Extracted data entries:

---+---

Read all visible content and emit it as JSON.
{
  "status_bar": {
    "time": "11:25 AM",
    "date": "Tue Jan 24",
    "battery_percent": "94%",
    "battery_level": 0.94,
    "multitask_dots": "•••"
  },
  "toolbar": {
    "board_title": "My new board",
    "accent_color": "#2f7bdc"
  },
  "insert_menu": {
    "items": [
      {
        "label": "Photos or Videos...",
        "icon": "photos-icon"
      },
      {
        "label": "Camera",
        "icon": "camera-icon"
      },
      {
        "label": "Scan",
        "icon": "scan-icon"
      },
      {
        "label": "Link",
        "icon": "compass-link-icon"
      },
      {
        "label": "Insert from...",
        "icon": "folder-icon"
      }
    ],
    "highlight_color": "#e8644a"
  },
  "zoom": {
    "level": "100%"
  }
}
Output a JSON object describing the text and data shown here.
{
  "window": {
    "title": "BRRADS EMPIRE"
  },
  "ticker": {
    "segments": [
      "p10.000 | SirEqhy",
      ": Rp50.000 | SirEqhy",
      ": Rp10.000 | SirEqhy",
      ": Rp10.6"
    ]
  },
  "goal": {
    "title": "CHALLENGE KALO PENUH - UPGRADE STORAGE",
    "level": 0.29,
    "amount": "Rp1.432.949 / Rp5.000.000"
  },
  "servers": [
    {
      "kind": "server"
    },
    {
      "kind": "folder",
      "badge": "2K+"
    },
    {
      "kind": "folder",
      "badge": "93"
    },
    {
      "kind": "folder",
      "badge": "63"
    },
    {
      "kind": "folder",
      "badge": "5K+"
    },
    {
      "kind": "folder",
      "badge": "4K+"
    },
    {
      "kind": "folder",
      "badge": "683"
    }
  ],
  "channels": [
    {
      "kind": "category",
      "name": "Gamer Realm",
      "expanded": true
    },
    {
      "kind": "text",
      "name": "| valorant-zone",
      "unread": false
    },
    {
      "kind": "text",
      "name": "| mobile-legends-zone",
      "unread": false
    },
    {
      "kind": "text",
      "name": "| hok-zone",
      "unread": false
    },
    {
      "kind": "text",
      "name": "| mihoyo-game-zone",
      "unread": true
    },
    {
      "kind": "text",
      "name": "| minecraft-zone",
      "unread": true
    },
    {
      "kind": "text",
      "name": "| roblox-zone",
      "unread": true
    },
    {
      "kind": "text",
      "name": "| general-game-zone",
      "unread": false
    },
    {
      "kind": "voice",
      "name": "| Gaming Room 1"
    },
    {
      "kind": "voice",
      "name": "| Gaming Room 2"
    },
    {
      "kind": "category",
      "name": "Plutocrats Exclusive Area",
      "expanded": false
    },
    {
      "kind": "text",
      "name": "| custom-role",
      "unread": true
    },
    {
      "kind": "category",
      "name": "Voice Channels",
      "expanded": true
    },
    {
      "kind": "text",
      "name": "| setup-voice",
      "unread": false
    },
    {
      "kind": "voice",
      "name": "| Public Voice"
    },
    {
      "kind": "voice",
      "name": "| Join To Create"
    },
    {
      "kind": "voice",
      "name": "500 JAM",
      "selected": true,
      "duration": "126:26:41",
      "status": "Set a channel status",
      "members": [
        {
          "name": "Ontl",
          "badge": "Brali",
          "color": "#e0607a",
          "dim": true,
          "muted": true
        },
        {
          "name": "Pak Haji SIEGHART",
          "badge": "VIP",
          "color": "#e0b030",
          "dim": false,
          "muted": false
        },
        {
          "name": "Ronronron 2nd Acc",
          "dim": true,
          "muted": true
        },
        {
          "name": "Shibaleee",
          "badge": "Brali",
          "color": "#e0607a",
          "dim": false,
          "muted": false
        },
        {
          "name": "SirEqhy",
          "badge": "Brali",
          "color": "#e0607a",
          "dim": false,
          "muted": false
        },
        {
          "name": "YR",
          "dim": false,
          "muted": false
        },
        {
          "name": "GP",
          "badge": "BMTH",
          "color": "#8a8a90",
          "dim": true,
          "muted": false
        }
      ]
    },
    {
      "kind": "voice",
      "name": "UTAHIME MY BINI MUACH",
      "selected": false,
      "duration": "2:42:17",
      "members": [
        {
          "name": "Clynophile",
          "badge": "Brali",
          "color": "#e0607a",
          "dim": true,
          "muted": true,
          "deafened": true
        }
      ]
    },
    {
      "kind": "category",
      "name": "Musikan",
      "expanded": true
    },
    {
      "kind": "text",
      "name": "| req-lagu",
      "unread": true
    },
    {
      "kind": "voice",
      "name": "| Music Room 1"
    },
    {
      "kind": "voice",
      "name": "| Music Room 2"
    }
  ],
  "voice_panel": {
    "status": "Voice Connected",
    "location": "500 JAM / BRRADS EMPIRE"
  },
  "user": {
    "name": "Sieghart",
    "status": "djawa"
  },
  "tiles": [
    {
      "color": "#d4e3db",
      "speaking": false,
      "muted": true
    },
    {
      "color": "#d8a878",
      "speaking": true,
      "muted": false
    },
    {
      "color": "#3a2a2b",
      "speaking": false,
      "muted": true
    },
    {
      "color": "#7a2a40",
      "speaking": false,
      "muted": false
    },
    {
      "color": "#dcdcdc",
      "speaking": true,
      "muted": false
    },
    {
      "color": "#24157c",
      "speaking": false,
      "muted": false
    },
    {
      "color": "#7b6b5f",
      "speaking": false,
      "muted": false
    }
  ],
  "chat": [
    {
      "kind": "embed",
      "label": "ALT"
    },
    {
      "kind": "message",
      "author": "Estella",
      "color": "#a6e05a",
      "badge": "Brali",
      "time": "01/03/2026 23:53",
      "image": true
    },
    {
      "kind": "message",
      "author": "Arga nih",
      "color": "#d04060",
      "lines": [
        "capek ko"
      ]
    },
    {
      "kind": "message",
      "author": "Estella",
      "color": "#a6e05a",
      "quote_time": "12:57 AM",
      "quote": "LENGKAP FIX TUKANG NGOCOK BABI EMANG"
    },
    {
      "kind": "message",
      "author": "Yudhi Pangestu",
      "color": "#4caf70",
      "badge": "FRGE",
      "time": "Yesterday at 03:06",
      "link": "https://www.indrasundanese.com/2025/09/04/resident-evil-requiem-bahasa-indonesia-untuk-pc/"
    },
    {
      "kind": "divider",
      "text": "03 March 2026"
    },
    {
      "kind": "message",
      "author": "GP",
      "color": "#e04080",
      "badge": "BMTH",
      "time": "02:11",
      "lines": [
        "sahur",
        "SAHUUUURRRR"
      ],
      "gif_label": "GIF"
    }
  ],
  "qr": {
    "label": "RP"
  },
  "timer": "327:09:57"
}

---+---

Output an exact copy of each record.

Read all visible content and emit it as JSON.
{
  "status_bar": {
    "time": "11:25 AM",
    "date": "Tue Jan 24",
    "battery_percent": "94%",
    "battery_level": 0.94,
    "multitask_dots": "•••"
  },
  "toolbar": {
    "board_title": "My new board",
    "accent_color": "#2f7bdc"
  },
  "insert_menu": {
    "items": [
      {
        "label": "Photos or Videos...",
        "icon": "photos-icon"
      },
      {
        "label": "Camera",
        "icon": "camera-icon"
      },
      {
        "label": "Scan",
        "icon": "scan-icon"
      },
      {
        "label": "Link",
        "icon": "compass-link-icon"
      },
      {
        "label": "Insert from...",
        "icon": "folder-icon"
      }
    ],
    "highlight_color": "#e8644a"
  },
  "zoom": {
    "level": "100%"
  }
}
Output a JSON object describing the text and data shown here.
{
  "window": {
    "title": "BRRADS EMPIRE"
  },
  "ticker": {
    "segments": [
      "p10.000 | SirEqhy",
      ": Rp50.000 | SirEqhy",
      ": Rp10.000 | SirEqhy",
      ": Rp10.6"
    ]
  },
  "goal": {
    "title": "CHALLENGE KALO PENUH - UPGRADE STORAGE",
    "level": 0.29,
    "amount": "Rp1.432.949 / Rp5.000.000"
  },
  "servers": [
    {
      "kind": "server"
    },
    {
      "kind": "folder",
      "badge": "2K+"
    },
    {
      "kind": "folder",
      "badge": "93"
    },
    {
      "kind": "folder",
      "badge": "63"
    },
    {
      "kind": "folder",
      "badge": "5K+"
    },
    {
      "kind": "folder",
      "badge": "4K+"
    },
    {
      "kind": "folder",
      "badge": "683"
    }
  ],
  "channels": [
    {
      "kind": "category",
      "name": "Gamer Realm",
      "expanded": true
    },
    {
      "kind": "text",
      "name": "| valorant-zone",
      "unread": false
    },
    {
      "kind": "text",
      "name": "| mobile-legends-zone",
      "unread": false
    },
    {
      "kind": "text",
      "name": "| hok-zone",
      "unread": false
    },
    {
      "kind": "text",
      "name": "| mihoyo-game-zone",
      "unread": true
    },
    {
      "kind": "text",
      "name": "| minecraft-zone",
      "unread": true
    },
    {
      "kind": "text",
      "name": "| roblox-zone",
      "unread": true
    },
    {
      "kind": "text",
      "name": "| general-game-zone",
      "unread": false
    },
    {
      "kind": "voice",
      "name": "| Gaming Room 1"
    },
    {
      "kind": "voice",
      "name": "| Gaming Room 2"
    },
    {
      "kind": "category",
      "name": "Plutocrats Exclusive Area",
      "expanded": false
    },
    {
      "kind": "text",
      "name": "| custom-role",
      "unread": true
    },
    {
      "kind": "category",
      "name": "Voice Channels",
      "expanded": true
    },
    {
      "kind": "text",
      "name": "| setup-voice",
      "unread": false
    },
    {
      "kind": "voice",
      "name": "| Public Voice"
    },
    {
      "kind": "voice",
      "name": "| Join To Create"
    },
    {
      "kind": "voice",
      "name": "500 JAM",
      "selected": true,
      "duration": "126:26:41",
      "status": "Set a channel status",
      "members": [
        {
          "name": "Ontl",
          "badge": "Brali",
          "color": "#e0607a",
          "dim": true,
          "muted": true
        },
        {
          "name": "Pak Haji SIEGHART",
          "badge": "VIP",
          "color": "#e0b030",
          "dim": false,
          "muted": false
        },
        {
          "name": "Ronronron 2nd Acc",
          "dim": true,
          "muted": true
        },
        {
          "name": "Shibaleee",
          "badge": "Brali",
          "color": "#e0607a",
          "dim": false,
          "muted": false
        },
        {
          "name": "SirEqhy",
          "badge": "Brali",
          "color": "#e0607a",
          "dim": false,
          "muted": false
        },
        {
          "name": "YR",
          "dim": false,
          "muted": false
        },
        {
          "name": "GP",
          "badge": "BMTH",
          "color": "#8a8a90",
          "dim": true,
          "muted": false
        }
      ]
    },
    {
      "kind": "voice",
      "name": "UTAHIME MY BINI MUACH",
      "selected": false,
      "duration": "2:42:17",
      "members": [
        {
          "name": "Clynophile",
          "badge": "Brali",
          "color": "#e0607a",
          "dim": true,
          "muted": true,
          "deafened": true
        }
      ]
    },
    {
      "kind": "category",
      "name": "Musikan",
      "expanded": true
    },
    {
      "kind": "text",
      "name": "| req-lagu",
      "unread": true
    },
    {
      "kind": "voice",
      "name": "| Music Room 1"
    },
    {
      "kind": "voice",
      "name": "| Music Room 2"
    }
  ],
  "voice_panel": {
    "status": "Voice Connected",
    "location": "500 JAM / BRRADS EMPIRE"
  },
  "user": {
    "name": "Sieghart",
    "status": "djawa"
  },
  "tiles": [
    {
      "color": "#d4e3db",
      "speaking": false,
      "muted": true
    },
    {
      "color": "#d8a878",
      "speaking": true,
      "muted": false
    },
    {
      "color": "#3a2a2b",
      "speaking": false,
      "muted": true
    },
    {
      "color": "#7a2a40",
      "speaking": false,
      "muted": false
    },
    {
      "color": "#dcdcdc",
      "speaking": true,
      "muted": false
    },
    {
      "color": "#24157c",
      "speaking": false,
      "muted": false
    },
    {
      "color": "#7b6b5f",
      "speaking": false,
      "muted": false
    }
  ],
  "chat": [
    {
      "kind": "embed",
      "label": "ALT"
    },
    {
      "kind": "message",
      "author": "Estella",
      "color": "#a6e05a",
      "badge": "Brali",
      "time": "01/03/2026 23:53",
      "image": true
    },
    {
      "kind": "message",
      "author": "Arga nih",
      "color": "#d04060",
      "lines": [
        "capek ko"
      ]
    },
    {
      "kind": "message",
      "author": "Estella",
      "color": "#a6e05a",
      "quote_time": "12:57 AM",
      "quote": "LENGKAP FIX TUKANG NGOCOK BABI EMANG"
    },
    {
      "kind": "message",
      "author": "Yudhi Pangestu",
      "color": "#4caf70",
      "badge": "FRGE",
      "time": "Yesterday at 03:06",
      "link": "https://www.indrasundanese.com/2025/09/04/resident-evil-requiem-bahasa-indonesia-untuk-pc/"
    },
    {
      "kind": "divider",
      "text": "03 March 2026"
    },
    {
      "kind": "message",
      "author": "GP",
      "color": "#e04080",
      "badge": "BMTH",
      "time": "02:11",
      "lines": [
        "sahur",
        "SAHUUUURRRR"
      ],
      "gif_label": "GIF"
    }
  ],
  "qr": {
    "label": "RP"
  },
  "timer": "327:09:57"
}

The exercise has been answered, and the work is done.